Edit the items below by replacing "Pagos" with "Facturas" everywhere it appears. Leave everything else unchanged.

"""

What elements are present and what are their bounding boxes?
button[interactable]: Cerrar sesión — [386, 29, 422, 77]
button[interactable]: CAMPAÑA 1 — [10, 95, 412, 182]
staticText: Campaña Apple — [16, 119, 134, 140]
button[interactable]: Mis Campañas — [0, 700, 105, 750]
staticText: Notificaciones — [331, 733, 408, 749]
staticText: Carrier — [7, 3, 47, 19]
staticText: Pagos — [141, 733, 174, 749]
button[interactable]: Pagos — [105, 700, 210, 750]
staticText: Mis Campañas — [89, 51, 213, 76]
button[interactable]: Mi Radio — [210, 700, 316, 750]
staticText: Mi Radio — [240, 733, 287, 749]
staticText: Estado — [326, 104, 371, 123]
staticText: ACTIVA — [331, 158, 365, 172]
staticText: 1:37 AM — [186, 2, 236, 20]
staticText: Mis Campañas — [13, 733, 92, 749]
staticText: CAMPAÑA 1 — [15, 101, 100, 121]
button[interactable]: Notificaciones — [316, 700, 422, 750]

"""

Complete output:
What elements are present and what are their bounding boxes?
button[interactable]: Cerrar sesión — [386, 29, 422, 77]
button[interactable]: CAMPAÑA 1 — [10, 95, 412, 182]
staticText: Campaña Apple — [16, 119, 134, 140]
button[interactable]: Mis Campañas — [0, 700, 105, 750]
staticText: Notificaciones — [331, 733, 408, 749]
staticText: Carrier — [7, 3, 47, 19]
staticText: Facturas — [141, 733, 174, 749]
button[interactable]: Facturas — [105, 700, 210, 750]
staticText: Mis Campañas — [89, 51, 213, 76]
button[interactable]: Mi Radio — [210, 700, 316, 750]
staticText: Mi Radio — [240, 733, 287, 749]
staticText: Estado — [326, 104, 371, 123]
staticText: ACTIVA — [331, 158, 365, 172]
staticText: 1:37 AM — [186, 2, 236, 20]
staticText: Mis Campañas — [13, 733, 92, 749]
staticText: CAMPAÑA 1 — [15, 101, 100, 121]
button[interactable]: Notificaciones — [316, 700, 422, 750]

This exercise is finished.